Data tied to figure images
>> start

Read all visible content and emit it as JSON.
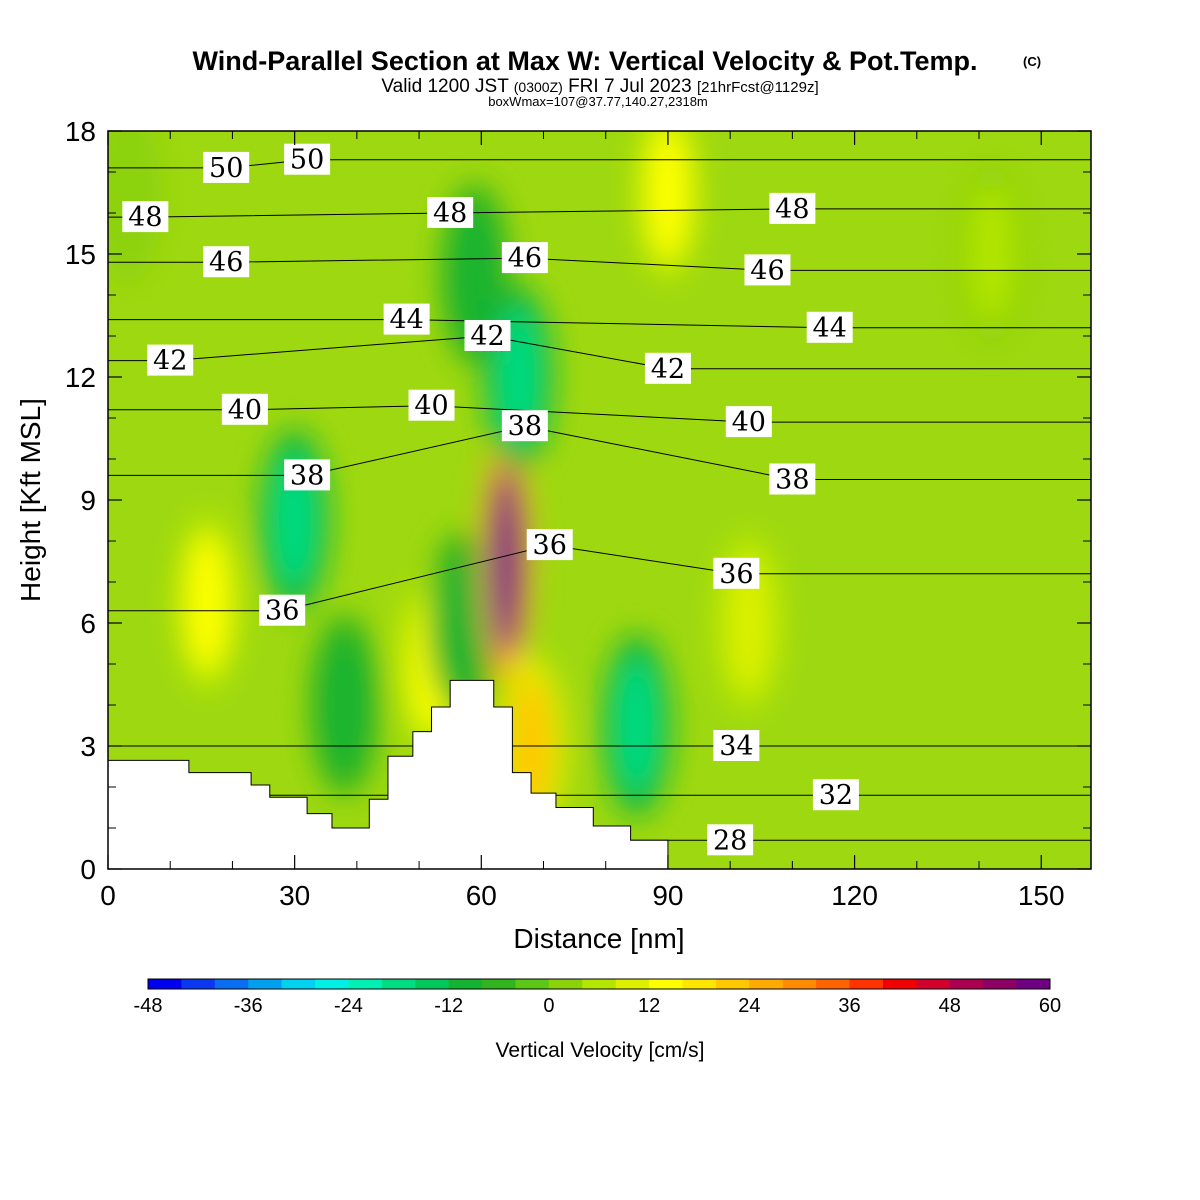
{
  "chart_data": {
    "type": "heatmap",
    "title": "Wind-Parallel Section at Max W: Vertical Velocity & Pot.Temp.",
    "copyright_mark": "(C)",
    "subtitle_parts": [
      "Valid 1200 JST",
      "(0300Z)",
      "FRI 7 Jul 2023",
      "[21hrFcst@1129z]"
    ],
    "info_line": "boxWmax=107@37.77,140.27,2318m",
    "xlabel": "Distance [nm]",
    "ylabel": "Height [Kft MSL]",
    "xlim": [
      0,
      158
    ],
    "ylim": [
      0,
      18
    ],
    "x_ticks": [
      "0",
      "30",
      "60",
      "90",
      "120",
      "150"
    ],
    "y_ticks": [
      "0",
      "3",
      "6",
      "9",
      "12",
      "15",
      "18"
    ],
    "grid": false,
    "colorbar": {
      "label": "Vertical Velocity [cm/s]",
      "placement": "bottom",
      "ticks": [
        "-48",
        "-36",
        "-24",
        "-12",
        "0",
        "12",
        "24",
        "36",
        "48",
        "60"
      ],
      "min": -48,
      "max": 60,
      "step": 4,
      "colors": [
        "#0000f0",
        "#0a37f0",
        "#0a6ef0",
        "#00a0f0",
        "#00d2f0",
        "#00f0e6",
        "#00f0b4",
        "#00dc82",
        "#00c85a",
        "#14b432",
        "#32b41e",
        "#5ac814",
        "#8cd20a",
        "#b4e600",
        "#dcf000",
        "#ffff00",
        "#ffe600",
        "#ffc800",
        "#ffaa00",
        "#ff8c00",
        "#ff6400",
        "#ff3200",
        "#f00000",
        "#d2002d",
        "#aa0050",
        "#8c0064",
        "#6e0082"
      ]
    },
    "series": [
      {
        "name": "Vertical Velocity",
        "units": "cm/s",
        "cells": [
          {
            "x": 3,
            "z": 16.5,
            "w": 0
          },
          {
            "x": 16,
            "z": 6.5,
            "w": 15
          },
          {
            "x": 30,
            "z": 8.5,
            "w": -20
          },
          {
            "x": 38,
            "z": 4,
            "w": -10
          },
          {
            "x": 52,
            "z": 5,
            "w": 15
          },
          {
            "x": 57,
            "z": 6,
            "w": -10
          },
          {
            "x": 59,
            "z": 14.5,
            "w": -12
          },
          {
            "x": 64,
            "z": 7.5,
            "w": 60
          },
          {
            "x": 66,
            "z": 12,
            "w": -20
          },
          {
            "x": 68,
            "z": 3,
            "w": 20
          },
          {
            "x": 85,
            "z": 3.5,
            "w": -20
          },
          {
            "x": 90,
            "z": 16.5,
            "w": 15
          },
          {
            "x": 103,
            "z": 6,
            "w": 10
          },
          {
            "x": 142,
            "z": 15,
            "w": 6
          }
        ]
      },
      {
        "name": "Potential Temperature",
        "contour_labels": [
          {
            "text": "50",
            "x": 19,
            "z": 17.1
          },
          {
            "text": "50",
            "x": 32,
            "z": 17.3
          },
          {
            "text": "48",
            "x": 6,
            "z": 15.9
          },
          {
            "text": "48",
            "x": 55,
            "z": 16.0
          },
          {
            "text": "48",
            "x": 110,
            "z": 16.1
          },
          {
            "text": "46",
            "x": 19,
            "z": 14.8
          },
          {
            "text": "46",
            "x": 67,
            "z": 14.9
          },
          {
            "text": "46",
            "x": 106,
            "z": 14.6
          },
          {
            "text": "44",
            "x": 48,
            "z": 13.4
          },
          {
            "text": "44",
            "x": 116,
            "z": 13.2
          },
          {
            "text": "42",
            "x": 10,
            "z": 12.4
          },
          {
            "text": "42",
            "x": 61,
            "z": 13.0
          },
          {
            "text": "42",
            "x": 90,
            "z": 12.2
          },
          {
            "text": "40",
            "x": 22,
            "z": 11.2
          },
          {
            "text": "40",
            "x": 52,
            "z": 11.3
          },
          {
            "text": "40",
            "x": 103,
            "z": 10.9
          },
          {
            "text": "38",
            "x": 32,
            "z": 9.6
          },
          {
            "text": "38",
            "x": 67,
            "z": 10.8
          },
          {
            "text": "38",
            "x": 110,
            "z": 9.5
          },
          {
            "text": "36",
            "x": 28,
            "z": 6.3
          },
          {
            "text": "36",
            "x": 71,
            "z": 7.9
          },
          {
            "text": "36",
            "x": 101,
            "z": 7.2
          },
          {
            "text": "34",
            "x": 101,
            "z": 3.0
          },
          {
            "text": "32",
            "x": 117,
            "z": 1.8
          },
          {
            "text": "28",
            "x": 100,
            "z": 0.7
          }
        ]
      }
    ],
    "terrain_profile": [
      [
        0,
        2.65
      ],
      [
        13,
        2.65
      ],
      [
        13,
        2.35
      ],
      [
        23,
        2.35
      ],
      [
        23,
        2.05
      ],
      [
        26,
        2.05
      ],
      [
        26,
        1.75
      ],
      [
        32,
        1.75
      ],
      [
        32,
        1.35
      ],
      [
        36,
        1.35
      ],
      [
        36,
        1.0
      ],
      [
        42,
        1.0
      ],
      [
        42,
        1.7
      ],
      [
        45,
        1.7
      ],
      [
        45,
        2.75
      ],
      [
        49,
        2.75
      ],
      [
        49,
        3.35
      ],
      [
        52,
        3.35
      ],
      [
        52,
        3.95
      ],
      [
        55,
        3.95
      ],
      [
        55,
        4.6
      ],
      [
        62,
        4.6
      ],
      [
        62,
        3.95
      ],
      [
        65,
        3.95
      ],
      [
        65,
        2.35
      ],
      [
        68,
        2.35
      ],
      [
        68,
        1.85
      ],
      [
        72,
        1.85
      ],
      [
        72,
        1.5
      ],
      [
        78,
        1.5
      ],
      [
        78,
        1.05
      ],
      [
        84,
        1.05
      ],
      [
        84,
        0.7
      ],
      [
        90,
        0.7
      ],
      [
        90,
        0.0
      ]
    ]
  }
}
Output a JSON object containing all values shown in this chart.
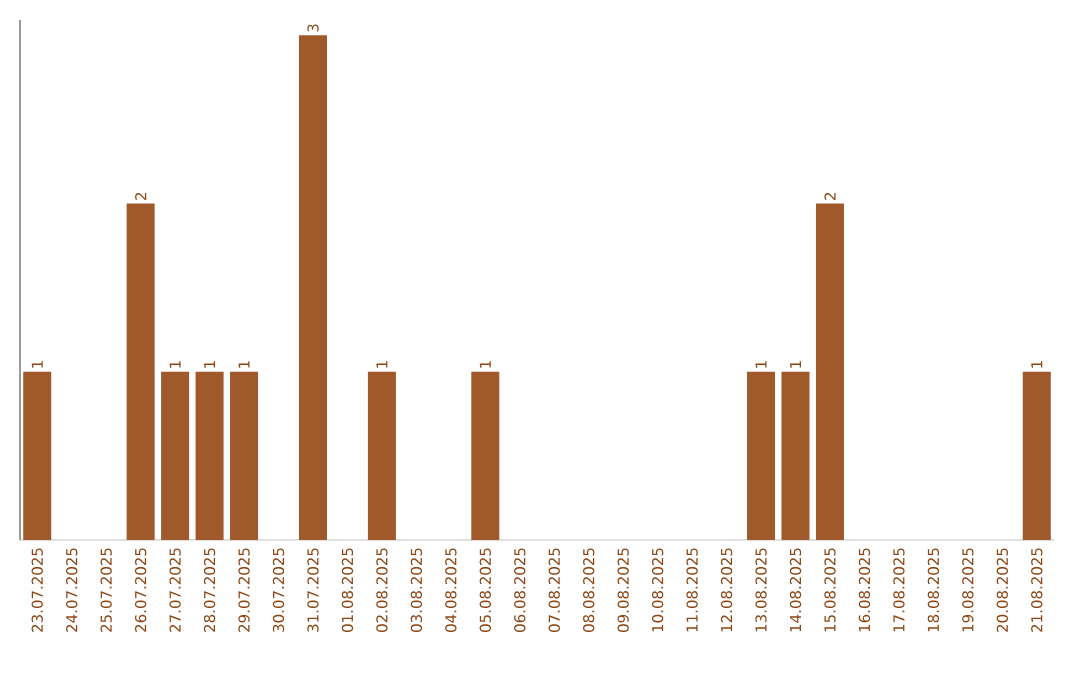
{
  "chart_data": {
    "type": "bar",
    "categories": [
      "23.07.2025",
      "24.07.2025",
      "25.07.2025",
      "26.07.2025",
      "27.07.2025",
      "28.07.2025",
      "29.07.2025",
      "30.07.2025",
      "31.07.2025",
      "01.08.2025",
      "02.08.2025",
      "03.08.2025",
      "04.08.2025",
      "05.08.2025",
      "06.08.2025",
      "07.08.2025",
      "08.08.2025",
      "09.08.2025",
      "10.08.2025",
      "11.08.2025",
      "12.08.2025",
      "13.08.2025",
      "14.08.2025",
      "15.08.2025",
      "16.08.2025",
      "17.08.2025",
      "18.08.2025",
      "19.08.2025",
      "20.08.2025",
      "21.08.2025"
    ],
    "values": [
      1,
      0,
      0,
      2,
      1,
      1,
      1,
      0,
      3,
      0,
      1,
      0,
      0,
      1,
      0,
      0,
      0,
      0,
      0,
      0,
      0,
      1,
      1,
      2,
      0,
      0,
      0,
      0,
      0,
      1
    ],
    "value_labels": [
      "1",
      null,
      null,
      "2",
      "1",
      "1",
      "1",
      null,
      "3",
      null,
      "1",
      null,
      null,
      "1",
      null,
      null,
      null,
      null,
      null,
      null,
      null,
      "1",
      "1",
      "2",
      null,
      null,
      null,
      null,
      null,
      "1"
    ],
    "color": "#a0592a"
  }
}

>> end

Read the entries and pick out all lines that include the word "name".

        "name": "Vertical Velocity",
        "name": "Potential Temperature",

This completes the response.